* [TASK DIRECTIONS] Extract all lines that hold the string "also".

START SUPPLIED ENTRIES

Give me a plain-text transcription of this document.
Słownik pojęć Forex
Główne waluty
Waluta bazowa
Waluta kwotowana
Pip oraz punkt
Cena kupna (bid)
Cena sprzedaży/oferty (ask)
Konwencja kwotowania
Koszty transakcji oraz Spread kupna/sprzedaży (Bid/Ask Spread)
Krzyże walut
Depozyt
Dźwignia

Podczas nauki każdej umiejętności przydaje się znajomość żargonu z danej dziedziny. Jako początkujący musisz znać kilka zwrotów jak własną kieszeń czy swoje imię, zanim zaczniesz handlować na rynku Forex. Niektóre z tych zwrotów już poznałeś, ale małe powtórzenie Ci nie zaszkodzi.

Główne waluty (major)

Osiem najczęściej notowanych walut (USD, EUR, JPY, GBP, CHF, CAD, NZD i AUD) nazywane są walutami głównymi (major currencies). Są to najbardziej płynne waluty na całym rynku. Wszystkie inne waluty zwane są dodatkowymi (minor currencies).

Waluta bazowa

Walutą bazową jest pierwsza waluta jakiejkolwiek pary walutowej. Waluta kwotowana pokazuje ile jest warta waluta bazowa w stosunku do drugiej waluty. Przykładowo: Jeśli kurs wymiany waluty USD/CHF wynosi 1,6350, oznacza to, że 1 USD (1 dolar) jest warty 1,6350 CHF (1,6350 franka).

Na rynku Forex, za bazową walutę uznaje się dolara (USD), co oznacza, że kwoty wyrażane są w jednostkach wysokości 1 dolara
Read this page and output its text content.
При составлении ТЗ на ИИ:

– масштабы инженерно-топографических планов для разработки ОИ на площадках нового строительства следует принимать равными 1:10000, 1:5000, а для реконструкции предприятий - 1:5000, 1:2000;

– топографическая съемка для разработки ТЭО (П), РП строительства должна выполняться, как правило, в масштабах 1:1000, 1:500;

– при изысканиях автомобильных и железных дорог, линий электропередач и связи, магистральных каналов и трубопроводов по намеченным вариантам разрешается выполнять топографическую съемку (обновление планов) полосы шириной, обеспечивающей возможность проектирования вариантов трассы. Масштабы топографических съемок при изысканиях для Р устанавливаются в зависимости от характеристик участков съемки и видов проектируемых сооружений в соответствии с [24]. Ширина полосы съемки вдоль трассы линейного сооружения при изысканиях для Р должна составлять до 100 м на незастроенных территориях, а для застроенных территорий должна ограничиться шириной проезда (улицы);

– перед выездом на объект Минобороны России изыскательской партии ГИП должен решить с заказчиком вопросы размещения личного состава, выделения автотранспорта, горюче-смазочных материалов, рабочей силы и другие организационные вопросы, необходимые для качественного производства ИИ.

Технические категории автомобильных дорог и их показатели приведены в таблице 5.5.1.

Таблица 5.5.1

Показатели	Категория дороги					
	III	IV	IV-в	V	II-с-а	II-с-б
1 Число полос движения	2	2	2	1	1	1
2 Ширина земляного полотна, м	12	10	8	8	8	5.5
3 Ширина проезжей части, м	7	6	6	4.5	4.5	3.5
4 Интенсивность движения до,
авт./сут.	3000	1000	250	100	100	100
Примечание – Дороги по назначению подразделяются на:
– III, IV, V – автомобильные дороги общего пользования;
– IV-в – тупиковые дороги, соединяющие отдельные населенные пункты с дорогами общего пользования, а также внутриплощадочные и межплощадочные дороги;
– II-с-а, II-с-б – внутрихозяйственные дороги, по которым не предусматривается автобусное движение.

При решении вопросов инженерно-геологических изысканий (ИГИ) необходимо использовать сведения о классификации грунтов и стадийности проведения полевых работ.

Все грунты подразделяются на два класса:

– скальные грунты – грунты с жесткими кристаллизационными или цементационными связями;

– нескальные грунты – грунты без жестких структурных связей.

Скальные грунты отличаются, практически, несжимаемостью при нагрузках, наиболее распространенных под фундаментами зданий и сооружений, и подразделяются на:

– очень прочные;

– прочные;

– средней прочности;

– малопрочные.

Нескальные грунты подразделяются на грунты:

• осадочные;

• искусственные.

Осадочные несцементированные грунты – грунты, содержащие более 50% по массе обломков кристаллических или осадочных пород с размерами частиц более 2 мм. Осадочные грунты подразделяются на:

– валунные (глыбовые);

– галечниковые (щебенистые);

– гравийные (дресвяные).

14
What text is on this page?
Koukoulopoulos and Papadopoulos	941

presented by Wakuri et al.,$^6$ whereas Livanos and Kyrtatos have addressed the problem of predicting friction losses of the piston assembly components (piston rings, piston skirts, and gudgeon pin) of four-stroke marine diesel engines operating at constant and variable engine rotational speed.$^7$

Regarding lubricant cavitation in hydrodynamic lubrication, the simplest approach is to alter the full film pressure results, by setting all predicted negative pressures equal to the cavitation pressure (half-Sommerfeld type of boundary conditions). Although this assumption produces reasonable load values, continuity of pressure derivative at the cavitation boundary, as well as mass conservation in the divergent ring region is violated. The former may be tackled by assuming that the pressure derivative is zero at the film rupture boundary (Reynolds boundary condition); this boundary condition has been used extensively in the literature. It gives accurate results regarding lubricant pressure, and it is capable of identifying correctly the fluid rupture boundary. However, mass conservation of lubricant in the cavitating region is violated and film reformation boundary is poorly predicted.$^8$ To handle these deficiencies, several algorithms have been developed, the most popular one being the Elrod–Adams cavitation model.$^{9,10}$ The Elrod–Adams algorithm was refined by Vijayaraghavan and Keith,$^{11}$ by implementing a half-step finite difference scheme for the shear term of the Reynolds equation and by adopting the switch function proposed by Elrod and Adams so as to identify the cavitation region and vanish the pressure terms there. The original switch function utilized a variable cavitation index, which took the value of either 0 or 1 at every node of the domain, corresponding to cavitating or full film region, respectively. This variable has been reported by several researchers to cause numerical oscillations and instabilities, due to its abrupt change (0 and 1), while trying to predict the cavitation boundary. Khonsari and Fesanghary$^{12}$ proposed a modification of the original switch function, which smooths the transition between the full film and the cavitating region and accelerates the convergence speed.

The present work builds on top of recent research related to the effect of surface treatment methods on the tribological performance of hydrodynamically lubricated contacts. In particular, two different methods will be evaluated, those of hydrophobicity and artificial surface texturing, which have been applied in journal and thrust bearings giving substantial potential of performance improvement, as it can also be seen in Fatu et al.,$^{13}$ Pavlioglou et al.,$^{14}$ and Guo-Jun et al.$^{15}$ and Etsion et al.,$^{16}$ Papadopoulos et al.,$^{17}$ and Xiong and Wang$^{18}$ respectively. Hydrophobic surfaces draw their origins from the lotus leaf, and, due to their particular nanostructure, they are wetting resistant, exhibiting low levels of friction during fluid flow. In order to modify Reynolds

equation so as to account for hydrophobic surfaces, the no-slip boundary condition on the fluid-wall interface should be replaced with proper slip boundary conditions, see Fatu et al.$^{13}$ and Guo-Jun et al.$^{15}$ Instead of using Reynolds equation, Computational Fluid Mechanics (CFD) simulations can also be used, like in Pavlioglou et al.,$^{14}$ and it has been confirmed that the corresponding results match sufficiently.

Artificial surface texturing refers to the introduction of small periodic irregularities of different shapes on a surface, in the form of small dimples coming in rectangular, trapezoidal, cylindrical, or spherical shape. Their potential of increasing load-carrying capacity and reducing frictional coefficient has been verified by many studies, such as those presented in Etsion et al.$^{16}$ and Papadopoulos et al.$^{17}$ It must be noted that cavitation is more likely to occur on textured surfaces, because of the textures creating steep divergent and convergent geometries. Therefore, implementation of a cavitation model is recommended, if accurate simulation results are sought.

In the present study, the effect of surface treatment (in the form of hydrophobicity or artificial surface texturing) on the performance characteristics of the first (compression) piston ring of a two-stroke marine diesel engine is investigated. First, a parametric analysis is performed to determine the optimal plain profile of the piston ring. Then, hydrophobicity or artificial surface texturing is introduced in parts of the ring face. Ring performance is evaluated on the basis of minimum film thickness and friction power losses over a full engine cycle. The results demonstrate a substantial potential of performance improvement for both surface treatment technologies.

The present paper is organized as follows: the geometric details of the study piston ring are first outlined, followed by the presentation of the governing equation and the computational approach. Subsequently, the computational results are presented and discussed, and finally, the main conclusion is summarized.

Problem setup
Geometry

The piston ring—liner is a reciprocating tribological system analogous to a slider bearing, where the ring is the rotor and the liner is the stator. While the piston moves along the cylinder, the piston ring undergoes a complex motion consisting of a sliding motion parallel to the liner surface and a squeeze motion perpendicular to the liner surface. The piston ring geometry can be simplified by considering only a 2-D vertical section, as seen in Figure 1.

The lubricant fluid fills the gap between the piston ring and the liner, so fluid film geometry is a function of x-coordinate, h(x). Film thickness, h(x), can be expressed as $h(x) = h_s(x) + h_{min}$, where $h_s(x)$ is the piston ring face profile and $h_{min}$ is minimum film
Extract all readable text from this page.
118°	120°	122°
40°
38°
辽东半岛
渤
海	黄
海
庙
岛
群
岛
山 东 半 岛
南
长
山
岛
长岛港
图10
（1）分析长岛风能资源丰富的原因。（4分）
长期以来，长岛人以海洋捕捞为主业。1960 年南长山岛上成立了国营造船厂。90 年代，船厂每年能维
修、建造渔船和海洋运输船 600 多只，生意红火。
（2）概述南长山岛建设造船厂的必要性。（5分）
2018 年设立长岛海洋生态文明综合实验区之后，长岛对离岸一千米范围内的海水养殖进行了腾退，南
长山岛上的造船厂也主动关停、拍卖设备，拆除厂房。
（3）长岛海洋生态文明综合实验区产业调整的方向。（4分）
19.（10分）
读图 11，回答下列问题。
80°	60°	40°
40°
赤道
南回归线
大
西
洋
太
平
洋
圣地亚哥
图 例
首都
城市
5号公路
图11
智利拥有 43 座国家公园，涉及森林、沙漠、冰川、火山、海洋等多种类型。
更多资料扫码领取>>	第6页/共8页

END SUPPLIED ENTRIES

* [RESPONSE]
The present work builds on top of recent research related to the effect of surface treatment methods on the tribological performance of hydrodynamically lubricated contacts. In particular, two different methods will be evaluated, those of hydrophobicity and artificial surface texturing, which have been applied in journal and thrust bearings giving substantial potential of performance improvement, as it can also be seen in Fatu et al.,$^{13}$ Pavlioglou et al.,$^{14}$ and Guo-Jun et al.$^{15}$ and Etsion et al.,$^{16}$ Papadopoulos et al.,$^{17}$ and Xiong and Wang$^{18}$ respectively. Hydrophobic surfaces draw their origins from the lotus leaf, and, due to their particular nanostructure, they are wetting resistant, exhibiting low levels of friction during fluid flow. In order to modify Reynolds
equation so as to account for hydrophobic surfaces, the no-slip boundary condition on the fluid-wall interface should be replaced with proper slip boundary conditions, see Fatu et al.$^{13}$ and Guo-Jun et al.$^{15}$ Instead of using Reynolds equation, Computational Fluid Mechanics (CFD) simulations can also be used, like in Pavlioglou et al.,$^{14}$ and it has been confirmed that the corresponding results match sufficiently.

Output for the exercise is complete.